AIM: Reproduce all entries precisely, down to the last character.

----

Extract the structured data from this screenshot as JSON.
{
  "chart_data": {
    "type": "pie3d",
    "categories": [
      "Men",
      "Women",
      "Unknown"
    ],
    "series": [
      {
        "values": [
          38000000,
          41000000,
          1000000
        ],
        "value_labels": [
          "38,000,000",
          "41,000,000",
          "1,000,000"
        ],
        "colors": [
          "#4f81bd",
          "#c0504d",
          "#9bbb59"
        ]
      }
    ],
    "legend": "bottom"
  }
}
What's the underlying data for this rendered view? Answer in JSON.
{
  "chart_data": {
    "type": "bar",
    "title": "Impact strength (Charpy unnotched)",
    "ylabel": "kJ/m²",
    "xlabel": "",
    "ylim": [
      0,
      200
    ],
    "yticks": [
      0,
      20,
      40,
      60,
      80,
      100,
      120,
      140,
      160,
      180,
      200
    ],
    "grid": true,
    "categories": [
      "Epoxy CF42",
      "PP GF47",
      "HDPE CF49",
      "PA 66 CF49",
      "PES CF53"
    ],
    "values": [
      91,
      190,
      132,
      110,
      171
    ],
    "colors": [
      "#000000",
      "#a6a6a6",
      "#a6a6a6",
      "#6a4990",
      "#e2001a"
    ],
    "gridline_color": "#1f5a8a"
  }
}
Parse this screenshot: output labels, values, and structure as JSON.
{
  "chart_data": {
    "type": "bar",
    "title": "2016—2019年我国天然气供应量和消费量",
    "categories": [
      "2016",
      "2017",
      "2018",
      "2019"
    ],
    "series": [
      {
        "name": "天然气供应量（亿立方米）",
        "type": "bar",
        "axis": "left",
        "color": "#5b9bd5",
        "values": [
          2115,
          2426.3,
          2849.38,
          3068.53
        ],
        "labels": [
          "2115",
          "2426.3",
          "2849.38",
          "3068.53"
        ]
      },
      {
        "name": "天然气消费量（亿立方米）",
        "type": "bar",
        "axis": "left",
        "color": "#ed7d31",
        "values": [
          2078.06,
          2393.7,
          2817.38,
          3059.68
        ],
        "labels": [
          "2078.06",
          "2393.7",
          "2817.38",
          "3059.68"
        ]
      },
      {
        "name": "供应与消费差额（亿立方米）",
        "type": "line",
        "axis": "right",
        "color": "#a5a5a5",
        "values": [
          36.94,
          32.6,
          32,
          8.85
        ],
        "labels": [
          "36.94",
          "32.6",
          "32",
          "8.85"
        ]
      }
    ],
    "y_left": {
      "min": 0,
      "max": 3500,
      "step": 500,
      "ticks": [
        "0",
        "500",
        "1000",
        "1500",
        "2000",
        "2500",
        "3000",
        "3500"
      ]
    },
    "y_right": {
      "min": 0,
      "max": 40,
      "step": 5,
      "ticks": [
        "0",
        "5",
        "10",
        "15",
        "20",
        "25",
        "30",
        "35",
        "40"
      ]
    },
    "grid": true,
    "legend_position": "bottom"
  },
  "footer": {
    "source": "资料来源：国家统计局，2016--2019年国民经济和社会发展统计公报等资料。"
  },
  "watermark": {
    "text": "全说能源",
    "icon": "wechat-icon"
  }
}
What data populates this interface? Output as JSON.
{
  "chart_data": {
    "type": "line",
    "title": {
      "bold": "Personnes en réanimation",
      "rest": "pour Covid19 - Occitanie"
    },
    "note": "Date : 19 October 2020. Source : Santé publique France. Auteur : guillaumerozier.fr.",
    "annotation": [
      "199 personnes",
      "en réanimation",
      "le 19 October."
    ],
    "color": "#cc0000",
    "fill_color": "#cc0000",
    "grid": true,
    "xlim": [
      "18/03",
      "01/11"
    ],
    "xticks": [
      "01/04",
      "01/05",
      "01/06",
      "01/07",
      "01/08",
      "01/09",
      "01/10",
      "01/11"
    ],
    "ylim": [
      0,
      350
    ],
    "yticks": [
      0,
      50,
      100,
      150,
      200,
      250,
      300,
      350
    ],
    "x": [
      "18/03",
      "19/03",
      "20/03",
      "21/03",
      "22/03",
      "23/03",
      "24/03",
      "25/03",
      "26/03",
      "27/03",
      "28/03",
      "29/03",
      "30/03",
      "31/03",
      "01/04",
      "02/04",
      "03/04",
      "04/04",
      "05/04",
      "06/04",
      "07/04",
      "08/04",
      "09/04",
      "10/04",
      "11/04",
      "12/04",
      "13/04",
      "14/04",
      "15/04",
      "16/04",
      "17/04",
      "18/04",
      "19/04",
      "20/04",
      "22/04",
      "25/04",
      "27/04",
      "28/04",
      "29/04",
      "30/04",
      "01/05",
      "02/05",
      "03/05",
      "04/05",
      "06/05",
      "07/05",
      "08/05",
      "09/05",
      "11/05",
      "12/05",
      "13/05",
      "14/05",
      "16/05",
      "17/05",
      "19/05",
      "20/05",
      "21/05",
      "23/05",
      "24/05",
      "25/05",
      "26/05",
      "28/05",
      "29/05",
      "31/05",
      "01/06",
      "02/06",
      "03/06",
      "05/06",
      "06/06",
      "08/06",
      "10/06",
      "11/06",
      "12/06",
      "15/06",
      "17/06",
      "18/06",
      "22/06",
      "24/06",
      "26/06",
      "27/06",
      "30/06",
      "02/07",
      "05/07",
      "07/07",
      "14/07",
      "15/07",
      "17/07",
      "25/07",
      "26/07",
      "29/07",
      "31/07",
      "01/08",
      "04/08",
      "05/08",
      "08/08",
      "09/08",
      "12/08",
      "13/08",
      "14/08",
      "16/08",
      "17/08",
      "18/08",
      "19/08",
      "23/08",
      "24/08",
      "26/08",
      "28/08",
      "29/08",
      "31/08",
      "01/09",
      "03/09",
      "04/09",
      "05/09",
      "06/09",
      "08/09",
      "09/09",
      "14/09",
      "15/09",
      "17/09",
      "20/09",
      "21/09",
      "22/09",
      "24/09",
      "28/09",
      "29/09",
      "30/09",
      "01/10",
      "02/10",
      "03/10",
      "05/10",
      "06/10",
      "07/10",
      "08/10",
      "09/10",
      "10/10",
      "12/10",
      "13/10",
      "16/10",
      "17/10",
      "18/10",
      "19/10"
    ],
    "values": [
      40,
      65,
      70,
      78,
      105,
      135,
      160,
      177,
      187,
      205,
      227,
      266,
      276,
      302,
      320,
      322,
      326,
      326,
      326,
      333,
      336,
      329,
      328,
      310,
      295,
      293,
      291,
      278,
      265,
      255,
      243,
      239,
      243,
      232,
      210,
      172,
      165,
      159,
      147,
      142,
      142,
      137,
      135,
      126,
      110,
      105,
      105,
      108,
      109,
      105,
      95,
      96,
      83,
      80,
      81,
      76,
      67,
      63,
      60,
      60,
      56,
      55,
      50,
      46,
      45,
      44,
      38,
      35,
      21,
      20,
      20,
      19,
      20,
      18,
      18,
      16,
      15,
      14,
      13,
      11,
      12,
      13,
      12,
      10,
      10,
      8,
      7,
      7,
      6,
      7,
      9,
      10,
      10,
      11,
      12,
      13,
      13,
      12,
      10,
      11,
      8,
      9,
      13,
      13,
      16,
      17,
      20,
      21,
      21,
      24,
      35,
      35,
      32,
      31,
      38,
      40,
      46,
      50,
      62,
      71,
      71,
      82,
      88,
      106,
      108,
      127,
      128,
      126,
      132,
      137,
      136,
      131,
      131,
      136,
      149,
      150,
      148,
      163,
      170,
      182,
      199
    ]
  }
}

----

RESPONSE TO THIS EXERCISE:
Extract the structured data from this screenshot as JSON.
{
  "chart_data": {
    "type": "pie3d",
    "categories": [
      "Men",
      "Women",
      "Unknown"
    ],
    "series": [
      {
        "values": [
          38000000,
          41000000,
          1000000
        ],
        "value_labels": [
          "38,000,000",
          "41,000,000",
          "1,000,000"
        ],
        "colors": [
          "#4f81bd",
          "#c0504d",
          "#9bbb59"
        ]
      }
    ],
    "legend": "bottom"
  }
}
What's the underlying data for this rendered view? Answer in JSON.
{
  "chart_data": {
    "type": "bar",
    "title": "Impact strength (Charpy unnotched)",
    "ylabel": "kJ/m²",
    "xlabel": "",
    "ylim": [
      0,
      200
    ],
    "yticks": [
      0,
      20,
      40,
      60,
      80,
      100,
      120,
      140,
      160,
      180,
      200
    ],
    "grid": true,
    "categories": [
      "Epoxy CF42",
      "PP GF47",
      "HDPE CF49",
      "PA 66 CF49",
      "PES CF53"
    ],
    "values": [
      91,
      190,
      132,
      110,
      171
    ],
    "colors": [
      "#000000",
      "#a6a6a6",
      "#a6a6a6",
      "#6a4990",
      "#e2001a"
    ],
    "gridline_color": "#1f5a8a"
  }
}
Parse this screenshot: output labels, values, and structure as JSON.
{
  "chart_data": {
    "type": "bar",
    "title": "2016—2019年我国天然气供应量和消费量",
    "categories": [
      "2016",
      "2017",
      "2018",
      "2019"
    ],
    "series": [
      {
        "name": "天然气供应量（亿立方米）",
        "type": "bar",
        "axis": "left",
        "color": "#5b9bd5",
        "values": [
          2115,
          2426.3,
          2849.38,
          3068.53
        ],
        "labels": [
          "2115",
          "2426.3",
          "2849.38",
          "3068.53"
        ]
      },
      {
        "name": "天然气消费量（亿立方米）",
        "type": "bar",
        "axis": "left",
        "color": "#ed7d31",
        "values": [
          2078.06,
          2393.7,
          2817.38,
          3059.68
        ],
        "labels": [
          "2078.06",
          "2393.7",
          "2817.38",
          "3059.68"
        ]
      },
      {
        "name": "供应与消费差额（亿立方米）",
        "type": "line",
        "axis": "right",
        "color": "#a5a5a5",
        "values": [
          36.94,
          32.6,
          32,
          8.85
        ],
        "labels": [
          "36.94",
          "32.6",
          "32",
          "8.85"
        ]
      }
    ],
    "y_left": {
      "min": 0,
      "max": 3500,
      "step": 500,
      "ticks": [
        "0",
        "500",
        "1000",
        "1500",
        "2000",
        "2500",
        "3000",
        "3500"
      ]
    },
    "y_right": {
      "min": 0,
      "max": 40,
      "step": 5,
      "ticks": [
        "0",
        "5",
        "10",
        "15",
        "20",
        "25",
        "30",
        "35",
        "40"
      ]
    },
    "grid": true,
    "legend_position": "bottom"
  },
  "footer": {
    "source": "资料来源：国家统计局，2016--2019年国民经济和社会发展统计公报等资料。"
  },
  "watermark": {
    "text": "全说能源",
    "icon": "wechat-icon"
  }
}
What data populates this interface? Output as JSON.
{
  "chart_data": {
    "type": "line",
    "title": {
      "bold": "Personnes en réanimation",
      "rest": "pour Covid19 - Occitanie"
    },
    "note": "Date : 19 October 2020. Source : Santé publique France. Auteur : guillaumerozier.fr.",
    "annotation": [
      "199 personnes",
      "en réanimation",
      "le 19 October."
    ],
    "color": "#cc0000",
    "fill_color": "#cc0000",
    "grid": true,
    "xlim": [
      "18/03",
      "01/11"
    ],
    "xticks": [
      "01/04",
      "01/05",
      "01/06",
      "01/07",
      "01/08",
      "01/09",
      "01/10",
      "01/11"
    ],
    "ylim": [
      0,
      350
    ],
    "yticks": [
      0,
      50,
      100,
      150,
      200,
      250,
      300,
      350
    ],
    "x": [
      "18/03",
      "19/03",
      "20/03",
      "21/03",
      "22/03",
      "23/03",
      "24/03",
      "25/03",
      "26/03",
      "27/03",
      "28/03",
      "29/03",
      "30/03",
      "31/03",
      "01/04",
      "02/04",
      "03/04",
      "04/04",
      "05/04",
      "06/04",
      "07/04",
      "08/04",
      "09/04",
      "10/04",
      "11/04",
      "12/04",
      "13/04",
      "14/04",
      "15/04",
      "16/04",
      "17/04",
      "18/04",
      "19/04",
      "20/04",
      "22/04",
      "25/04",
      "27/04",
      "28/04",
      "29/04",
      "30/04",
      "01/05",
      "02/05",
      "03/05",
      "04/05",
      "06/05",
      "07/05",
      "08/05",
      "09/05",
      "11/05",
      "12/05",
      "13/05",
      "14/05",
      "16/05",
      "17/05",
      "19/05",
      "20/05",
      "21/05",
      "23/05",
      "24/05",
      "25/05",
      "26/05",
      "28/05",
      "29/05",
      "31/05",
      "01/06",
      "02/06",
      "03/06",
      "05/06",
      "06/06",
      "08/06",
      "10/06",
      "11/06",
      "12/06",
      "15/06",
      "17/06",
      "18/06",
      "22/06",
      "24/06",
      "26/06",
      "27/06",
      "30/06",
      "02/07",
      "05/07",
      "07/07",
      "14/07",
      "15/07",
      "17/07",
      "25/07",
      "26/07",
      "29/07",
      "31/07",
      "01/08",
      "04/08",
      "05/08",
      "08/08",
      "09/08",
      "12/08",
      "13/08",
      "14/08",
      "16/08",
      "17/08",
      "18/08",
      "19/08",
      "23/08",
      "24/08",
      "26/08",
      "28/08",
      "29/08",
      "31/08",
      "01/09",
      "03/09",
      "04/09",
      "05/09",
      "06/09",
      "08/09",
      "09/09",
      "14/09",
      "15/09",
      "17/09",
      "20/09",
      "21/09",
      "22/09",
      "24/09",
      "28/09",
      "29/09",
      "30/09",
      "01/10",
      "02/10",
      "03/10",
      "05/10",
      "06/10",
      "07/10",
      "08/10",
      "09/10",
      "10/10",
      "12/10",
      "13/10",
      "16/10",
      "17/10",
      "18/10",
      "19/10"
    ],
    "values": [
      40,
      65,
      70,
      78,
      105,
      135,
      160,
      177,
      187,
      205,
      227,
      266,
      276,
      302,
      320,
      322,
      326,
      326,
      326,
      333,
      336,
      329,
      328,
      310,
      295,
      293,
      291,
      278,
      265,
      255,
      243,
      239,
      243,
      232,
      210,
      172,
      165,
      159,
      147,
      142,
      142,
      137,
      135,
      126,
      110,
      105,
      105,
      108,
      109,
      105,
      95,
      96,
      83,
      80,
      81,
      76,
      67,
      63,
      60,
      60,
      56,
      55,
      50,
      46,
      45,
      44,
      38,
      35,
      21,
      20,
      20,
      19,
      20,
      18,
      18,
      16,
      15,
      14,
      13,
      11,
      12,
      13,
      12,
      10,
      10,
      8,
      7,
      7,
      6,
      7,
      9,
      10,
      10,
      11,
      12,
      13,
      13,
      12,
      10,
      11,
      8,
      9,
      13,
      13,
      16,
      17,
      20,
      21,
      21,
      24,
      35,
      35,
      32,
      31,
      38,
      40,
      46,
      50,
      62,
      71,
      71,
      82,
      88,
      106,
      108,
      127,
      128,
      126,
      132,
      137,
      136,
      131,
      131,
      136,
      149,
      150,
      148,
      163,
      170,
      182,
      199
    ]
  }
}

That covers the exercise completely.